Work to complete: Replace "Network and internet" with "Network & internet" everywhere it occurs in the lines below, and reproduce all the lines without the pictures, changing nothing else.

─── Given information ───

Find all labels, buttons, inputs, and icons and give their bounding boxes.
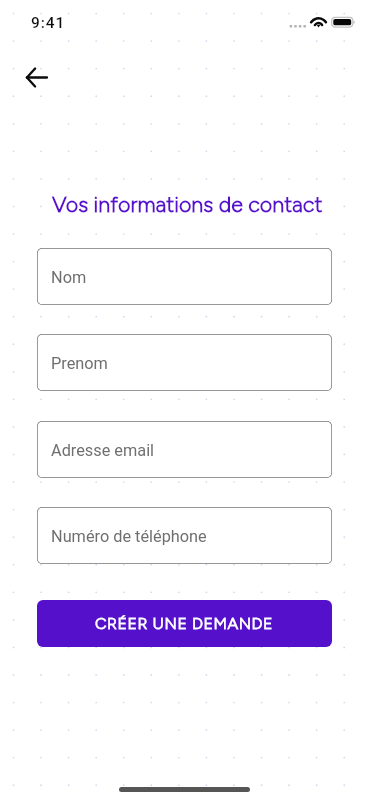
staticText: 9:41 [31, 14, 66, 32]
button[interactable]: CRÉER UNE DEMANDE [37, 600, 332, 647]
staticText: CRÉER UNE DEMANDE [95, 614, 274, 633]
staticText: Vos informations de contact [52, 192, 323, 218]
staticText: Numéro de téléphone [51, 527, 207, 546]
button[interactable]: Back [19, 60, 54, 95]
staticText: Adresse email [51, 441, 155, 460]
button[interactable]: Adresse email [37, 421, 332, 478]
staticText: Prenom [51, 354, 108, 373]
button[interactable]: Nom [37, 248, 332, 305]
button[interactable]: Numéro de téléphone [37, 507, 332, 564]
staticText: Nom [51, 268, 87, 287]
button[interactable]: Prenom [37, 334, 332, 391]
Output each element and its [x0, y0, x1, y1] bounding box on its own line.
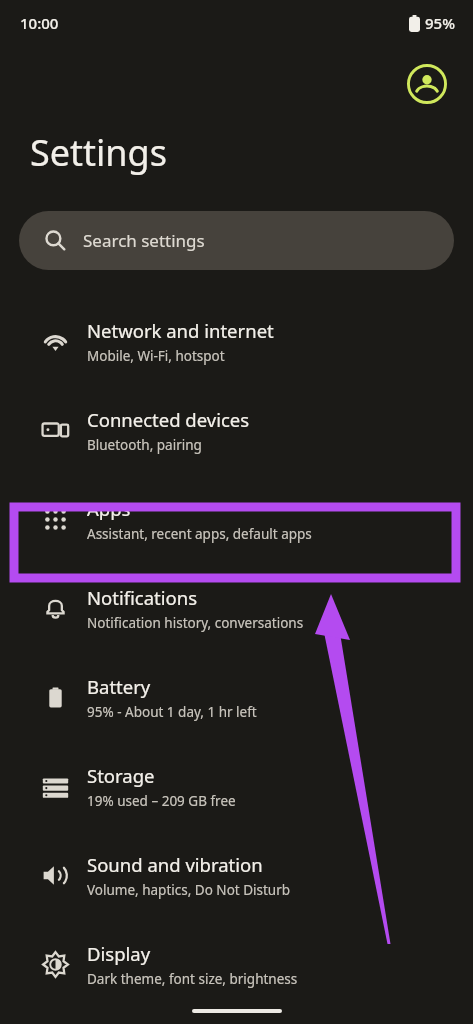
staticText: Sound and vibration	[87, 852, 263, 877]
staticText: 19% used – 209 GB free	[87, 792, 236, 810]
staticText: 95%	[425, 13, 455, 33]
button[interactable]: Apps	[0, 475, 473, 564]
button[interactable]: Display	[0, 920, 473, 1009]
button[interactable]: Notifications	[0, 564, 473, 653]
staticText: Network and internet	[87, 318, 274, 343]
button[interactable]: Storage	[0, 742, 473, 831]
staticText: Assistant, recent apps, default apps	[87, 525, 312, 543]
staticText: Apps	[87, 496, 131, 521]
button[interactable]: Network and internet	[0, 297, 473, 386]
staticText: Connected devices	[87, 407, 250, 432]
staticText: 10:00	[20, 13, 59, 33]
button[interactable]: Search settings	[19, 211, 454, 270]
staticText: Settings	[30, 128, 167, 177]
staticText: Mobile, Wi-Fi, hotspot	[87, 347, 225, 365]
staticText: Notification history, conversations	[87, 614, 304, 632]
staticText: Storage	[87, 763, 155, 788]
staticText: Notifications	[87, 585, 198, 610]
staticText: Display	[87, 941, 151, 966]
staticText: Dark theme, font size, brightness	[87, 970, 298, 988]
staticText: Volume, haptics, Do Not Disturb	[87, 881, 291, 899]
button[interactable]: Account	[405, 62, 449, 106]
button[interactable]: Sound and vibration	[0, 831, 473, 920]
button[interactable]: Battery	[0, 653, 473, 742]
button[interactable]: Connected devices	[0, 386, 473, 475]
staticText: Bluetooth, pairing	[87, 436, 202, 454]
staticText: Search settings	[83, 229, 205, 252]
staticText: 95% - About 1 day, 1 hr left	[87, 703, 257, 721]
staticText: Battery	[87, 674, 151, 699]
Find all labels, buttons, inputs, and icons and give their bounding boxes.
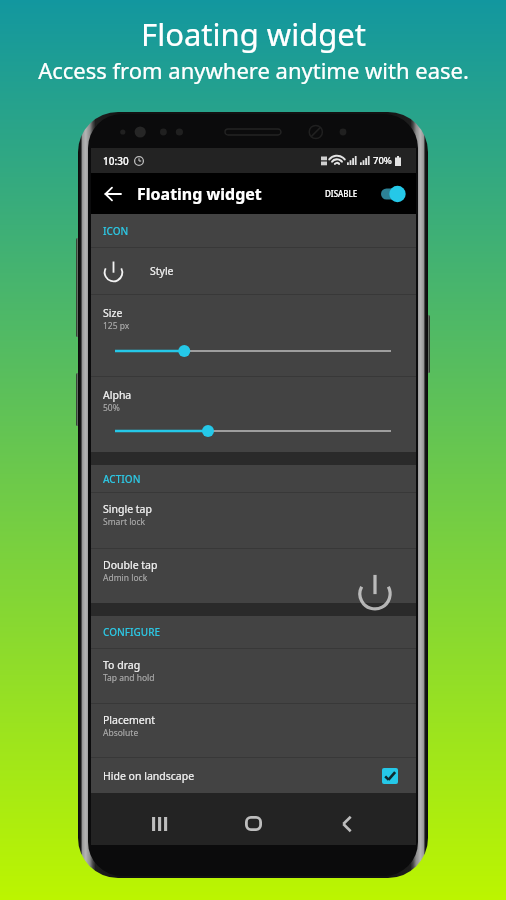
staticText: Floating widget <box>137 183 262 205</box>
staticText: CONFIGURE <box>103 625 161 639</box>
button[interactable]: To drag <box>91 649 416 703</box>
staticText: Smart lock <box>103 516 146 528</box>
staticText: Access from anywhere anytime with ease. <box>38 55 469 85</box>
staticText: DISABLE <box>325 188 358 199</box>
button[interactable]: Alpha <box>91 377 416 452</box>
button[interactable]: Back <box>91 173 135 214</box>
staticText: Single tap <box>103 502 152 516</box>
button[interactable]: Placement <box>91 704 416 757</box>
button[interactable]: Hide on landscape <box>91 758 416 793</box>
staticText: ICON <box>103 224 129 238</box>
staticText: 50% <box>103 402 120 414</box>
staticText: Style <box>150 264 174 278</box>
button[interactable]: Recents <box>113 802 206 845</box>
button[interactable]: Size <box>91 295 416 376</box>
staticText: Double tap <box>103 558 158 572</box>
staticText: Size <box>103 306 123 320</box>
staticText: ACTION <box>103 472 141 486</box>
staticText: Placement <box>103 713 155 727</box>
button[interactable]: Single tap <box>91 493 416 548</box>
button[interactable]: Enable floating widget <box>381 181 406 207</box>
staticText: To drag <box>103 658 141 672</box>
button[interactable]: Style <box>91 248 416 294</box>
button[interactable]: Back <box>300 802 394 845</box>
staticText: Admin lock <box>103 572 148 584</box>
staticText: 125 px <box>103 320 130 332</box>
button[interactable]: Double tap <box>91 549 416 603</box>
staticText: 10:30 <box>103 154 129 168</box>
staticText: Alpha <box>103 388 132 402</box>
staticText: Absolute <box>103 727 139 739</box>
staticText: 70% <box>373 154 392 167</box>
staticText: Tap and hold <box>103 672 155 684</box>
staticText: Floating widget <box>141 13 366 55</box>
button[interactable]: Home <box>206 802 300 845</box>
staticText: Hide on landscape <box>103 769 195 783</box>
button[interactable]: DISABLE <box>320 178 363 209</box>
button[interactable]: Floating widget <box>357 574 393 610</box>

───

Result for this task:
Find all labels, buttons, inputs, and icons and give their bounding boxes.
staticText: 9:41 [31, 14, 66, 32]
button[interactable]: CRÉER UNE DEMANDE [37, 600, 332, 647]
staticText: CRÉER UNE DEMANDE [95, 614, 274, 633]
staticText: Vos informations de contact [52, 192, 323, 218]
staticText: Numéro de téléphone [51, 527, 207, 546]
button[interactable]: Back [19, 60, 54, 95]
staticText: Adresse email [51, 441, 155, 460]
button[interactable]: Adresse email [37, 421, 332, 478]
staticText: Prenom [51, 354, 108, 373]
button[interactable]: Nom [37, 248, 332, 305]
button[interactable]: Numéro de téléphone [37, 507, 332, 564]
staticText: Nom [51, 268, 87, 287]
button[interactable]: Prenom [37, 334, 332, 391]
Output each element and its [x0, y0, x1, y1] bounding box on its own line.
staticText: Sound and vibration	[87, 852, 263, 877]
staticText: 19% used – 209 GB free	[87, 792, 236, 810]
staticText: 95%	[425, 13, 455, 33]
button[interactable]: Apps	[0, 475, 473, 564]
button[interactable]: Display	[0, 920, 473, 1009]
button[interactable]: Notifications	[0, 564, 473, 653]
staticText: Network & internet	[87, 318, 274, 343]
button[interactable]: Storage	[0, 742, 473, 831]
staticText: Assistant, recent apps, default apps	[87, 525, 312, 543]
staticText: Apps	[87, 496, 131, 521]
button[interactable]: Network & internet	[0, 297, 473, 386]
staticText: Connected devices	[87, 407, 250, 432]
staticText: 10:00	[20, 13, 59, 33]
button[interactable]: Search settings	[19, 211, 454, 270]
staticText: Settings	[30, 128, 167, 177]
staticText: Mobile, Wi-Fi, hotspot	[87, 347, 225, 365]
staticText: Notification history, conversations	[87, 614, 304, 632]
staticText: Storage	[87, 763, 155, 788]
staticText: Notifications	[87, 585, 198, 610]
staticText: Display	[87, 941, 151, 966]
staticText: Dark theme, font size, brightness	[87, 970, 298, 988]
staticText: Volume, haptics, Do Not Disturb	[87, 881, 291, 899]
button[interactable]: Account	[405, 62, 449, 106]
button[interactable]: Sound and vibration	[0, 831, 473, 920]
button[interactable]: Battery	[0, 653, 473, 742]
button[interactable]: Connected devices	[0, 386, 473, 475]
staticText: Bluetooth, pairing	[87, 436, 202, 454]
staticText: Search settings	[83, 229, 205, 252]
staticText: 95% - About 1 day, 1 hr left	[87, 703, 257, 721]
staticText: Battery	[87, 674, 151, 699]
Find all labels, buttons, inputs, and icons and give their bounding boxes.
staticText: Floating widget <box>137 183 262 205</box>
staticText: CONFIGURE <box>103 625 161 639</box>
button[interactable]: To drag <box>91 649 416 703</box>
staticText: Smart lock <box>103 516 146 528</box>
staticText: Access from anywhere anytime with ease. <box>38 55 469 85</box>
staticText: DISABLE <box>325 188 358 199</box>
button[interactable]: Alpha <box>91 377 416 452</box>
button[interactable]: Back <box>91 173 135 214</box>
staticText: Single tap <box>103 502 152 516</box>
button[interactable]: Placement <box>91 704 416 757</box>
button[interactable]: Hide on landscape <box>91 758 416 793</box>
staticText: ICON <box>103 224 129 238</box>
staticText: 50% <box>103 402 120 414</box>
staticText: Style <box>150 264 174 278</box>
button[interactable]: Recents <box>113 802 206 845</box>
button[interactable]: Size <box>91 295 416 376</box>
staticText: Double tap <box>103 558 158 572</box>
staticText: Size <box>103 306 123 320</box>
staticText: ACTION <box>103 472 141 486</box>
staticText: Placement <box>103 713 155 727</box>
button[interactable]: Single tap <box>91 493 416 548</box>
button[interactable]: Enable floating widget <box>381 181 406 207</box>
staticText: To drag <box>103 658 141 672</box>
button[interactable]: Style <box>91 248 416 294</box>
button[interactable]: Back <box>300 802 394 845</box>
staticText: Admin lock <box>103 572 148 584</box>
staticText: 125 px <box>103 320 130 332</box>
button[interactable]: Double tap <box>91 549 416 603</box>
staticText: 10:30 <box>103 154 129 168</box>
staticText: Alpha <box>103 388 132 402</box>
staticText: Absolute <box>103 727 139 739</box>
staticText: 70% <box>373 154 392 167</box>
staticText: Tap and hold <box>103 672 155 684</box>
staticText: Floating widget <box>141 13 366 55</box>
button[interactable]: Home <box>206 802 300 845</box>
staticText: Hide on landscape <box>103 769 195 783</box>
button[interactable]: DISABLE <box>320 178 363 209</box>
button[interactable]: Floating widget <box>357 574 393 610</box>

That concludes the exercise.